**Recorded data**:
□ □ □ □ □

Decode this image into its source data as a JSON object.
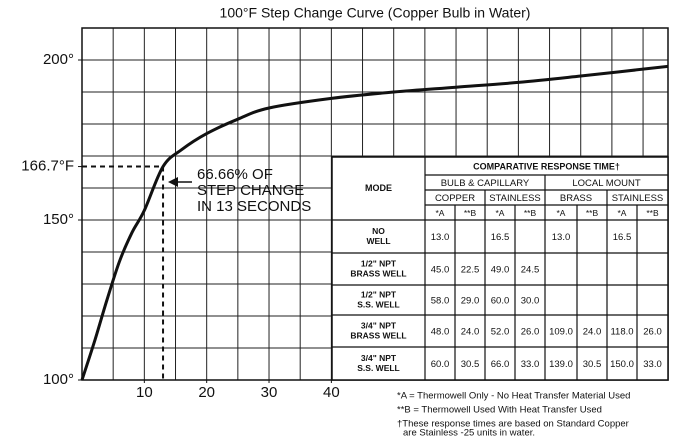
{
  "chart_data": {
    "type": "line",
    "title": "100°F Step Change Curve (Copper Bulb in Water)",
    "x": [
      0,
      2,
      4,
      6,
      8,
      10,
      13,
      16,
      20,
      25,
      30,
      40,
      50,
      60,
      70,
      80,
      94
    ],
    "series": [
      {
        "color": "#111111",
        "values": [
          100,
          112,
          125,
          137,
          146,
          153,
          166.7,
          172,
          177,
          181.5,
          185,
          188,
          190,
          191.5,
          193,
          195,
          198
        ]
      }
    ],
    "xlim": [
      0,
      94
    ],
    "ylim": [
      100,
      210
    ],
    "xticks": [
      10,
      20,
      30,
      40
    ],
    "yticks": [
      {
        "value": 100,
        "label": "100°"
      },
      {
        "value": 150,
        "label": "150°"
      },
      {
        "value": 166.7,
        "label": "166.7°F"
      },
      {
        "value": 200,
        "label": "200°"
      }
    ],
    "grid": true,
    "xgrid": [
      5,
      10,
      15,
      20,
      25,
      30,
      35,
      40,
      45,
      50,
      55,
      60,
      65,
      70,
      75,
      80,
      85,
      90
    ],
    "ygrid": [
      110,
      120,
      130,
      140,
      150,
      160,
      170,
      180,
      190,
      200
    ],
    "marker": {
      "x": 13,
      "y": 166.7
    },
    "annotation": [
      "66.66% OF",
      "STEP CHANGE",
      "IN 13 SECONDS"
    ]
  },
  "table": {
    "title": "COMPARATIVE RESPONSE TIME†",
    "mode_header": "MODE",
    "groups": [
      "BULB & CAPILLARY",
      "LOCAL MOUNT"
    ],
    "materials": [
      "COPPER",
      "STAINLESS",
      "BRASS",
      "STAINLESS"
    ],
    "subcols": [
      "*A",
      "**B",
      "*A",
      "**B",
      "*A",
      "**B",
      "*A",
      "**B"
    ],
    "rows": [
      {
        "mode": [
          "NO",
          "WELL"
        ],
        "values": [
          "13.0",
          null,
          "16.5",
          null,
          "13.0",
          null,
          "16.5",
          null
        ]
      },
      {
        "mode": [
          "1/2\" NPT",
          "BRASS WELL"
        ],
        "values": [
          "45.0",
          "22.5",
          "49.0",
          "24.5",
          null,
          null,
          null,
          null
        ]
      },
      {
        "mode": [
          "1/2\" NPT",
          "S.S. WELL"
        ],
        "values": [
          "58.0",
          "29.0",
          "60.0",
          "30.0",
          null,
          null,
          null,
          null
        ]
      },
      {
        "mode": [
          "3/4\" NPT",
          "BRASS WELL"
        ],
        "values": [
          "48.0",
          "24.0",
          "52.0",
          "26.0",
          "109.0",
          "24.0",
          "118.0",
          "26.0"
        ]
      },
      {
        "mode": [
          "3/4\" NPT",
          "S.S. WELL"
        ],
        "values": [
          "60.0",
          "30.5",
          "66.0",
          "33.0",
          "139.0",
          "30.5",
          "150.0",
          "33.0"
        ]
      }
    ]
  },
  "footnotes": [
    "*A = Thermowell Only - No Heat Transfer Material Used",
    "**B = Thermowell Used With Heat Transfer Used",
    "†These response times are based on Standard Copper",
    "are Stainless -25 units in water."
  ]
}
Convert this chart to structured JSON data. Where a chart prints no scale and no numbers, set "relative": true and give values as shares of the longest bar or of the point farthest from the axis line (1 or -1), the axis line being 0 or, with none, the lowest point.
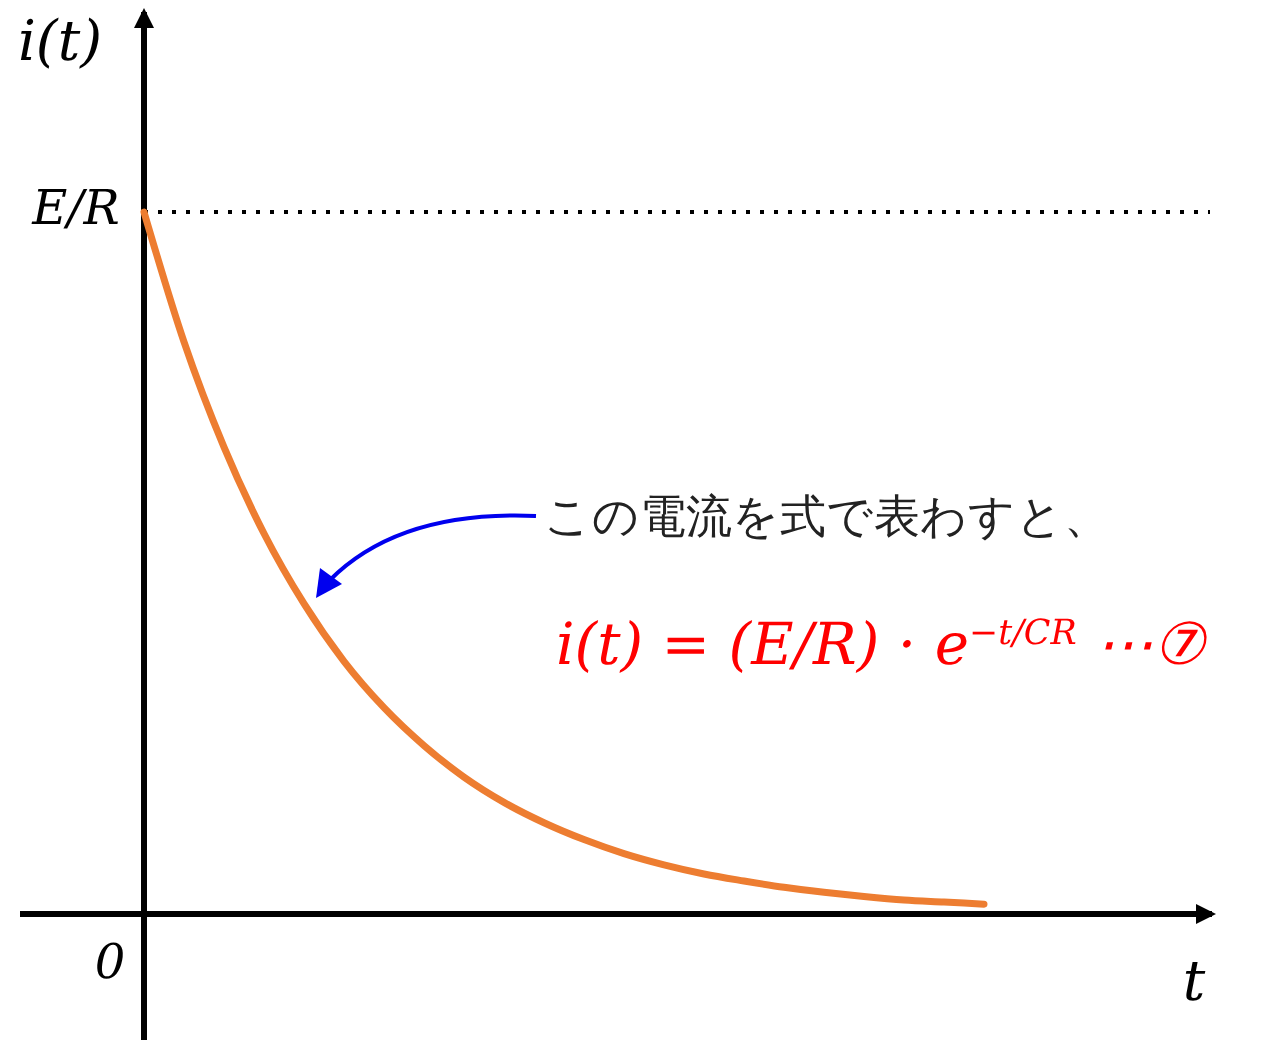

□ □ □ □ □

**Stated exercise**: Give every record back exactly as it reads, with no images.

**Task solution**:
Decode this image into its source data as a JSON object.
{
  "chart_data": {
    "type": "line",
    "title": "100°F Step Change Curve (Copper Bulb in Water)",
    "x": [
      0,
      2,
      4,
      6,
      8,
      10,
      13,
      16,
      20,
      25,
      30,
      40,
      50,
      60,
      70,
      80,
      94
    ],
    "series": [
      {
        "color": "#111111",
        "values": [
          100,
          112,
          125,
          137,
          146,
          153,
          166.7,
          172,
          177,
          181.5,
          185,
          188,
          190,
          191.5,
          193,
          195,
          198
        ]
      }
    ],
    "xlim": [
      0,
      94
    ],
    "ylim": [
      100,
      210
    ],
    "xticks": [
      10,
      20,
      30,
      40
    ],
    "yticks": [
      {
        "value": 100,
        "label": "100°"
      },
      {
        "value": 150,
        "label": "150°"
      },
      {
        "value": 166.7,
        "label": "166.7°F"
      },
      {
        "value": 200,
        "label": "200°"
      }
    ],
    "grid": true,
    "xgrid": [
      5,
      10,
      15,
      20,
      25,
      30,
      35,
      40,
      45,
      50,
      55,
      60,
      65,
      70,
      75,
      80,
      85,
      90
    ],
    "ygrid": [
      110,
      120,
      130,
      140,
      150,
      160,
      170,
      180,
      190,
      200
    ],
    "marker": {
      "x": 13,
      "y": 166.7
    },
    "annotation": [
      "66.66% OF",
      "STEP CHANGE",
      "IN 13 SECONDS"
    ]
  },
  "table": {
    "title": "COMPARATIVE RESPONSE TIME†",
    "mode_header": "MODE",
    "groups": [
      "BULB & CAPILLARY",
      "LOCAL MOUNT"
    ],
    "materials": [
      "COPPER",
      "STAINLESS",
      "BRASS",
      "STAINLESS"
    ],
    "subcols": [
      "*A",
      "**B",
      "*A",
      "**B",
      "*A",
      "**B",
      "*A",
      "**B"
    ],
    "rows": [
      {
        "mode": [
          "NO",
          "WELL"
        ],
        "values": [
          "13.0",
          null,
          "16.5",
          null,
          "13.0",
          null,
          "16.5",
          null
        ]
      },
      {
        "mode": [
          "1/2\" NPT",
          "BRASS WELL"
        ],
        "values": [
          "45.0",
          "22.5",
          "49.0",
          "24.5",
          null,
          null,
          null,
          null
        ]
      },
      {
        "mode": [
          "1/2\" NPT",
          "S.S. WELL"
        ],
        "values": [
          "58.0",
          "29.0",
          "60.0",
          "30.0",
          null,
          null,
          null,
          null
        ]
      },
      {
        "mode": [
          "3/4\" NPT",
          "BRASS WELL"
        ],
        "values": [
          "48.0",
          "24.0",
          "52.0",
          "26.0",
          "109.0",
          "24.0",
          "118.0",
          "26.0"
        ]
      },
      {
        "mode": [
          "3/4\" NPT",
          "S.S. WELL"
        ],
        "values": [
          "60.0",
          "30.5",
          "66.0",
          "33.0",
          "139.0",
          "30.5",
          "150.0",
          "33.0"
        ]
      }
    ]
  },
  "footnotes": [
    "*A = Thermowell Only - No Heat Transfer Material Used",
    "**B = Thermowell Used With Heat Transfer Used",
    "†These response times are based on Standard Copper",
    "are Stainless -25 units in water."
  ]
}
Convert this chart to structured JSON data. Where a chart prints no scale and no numbers, set "relative": true and give values as shares of the longest bar or of the point farthest from the axis line (1 or -1), the axis line being 0 or, with none, the lowest point.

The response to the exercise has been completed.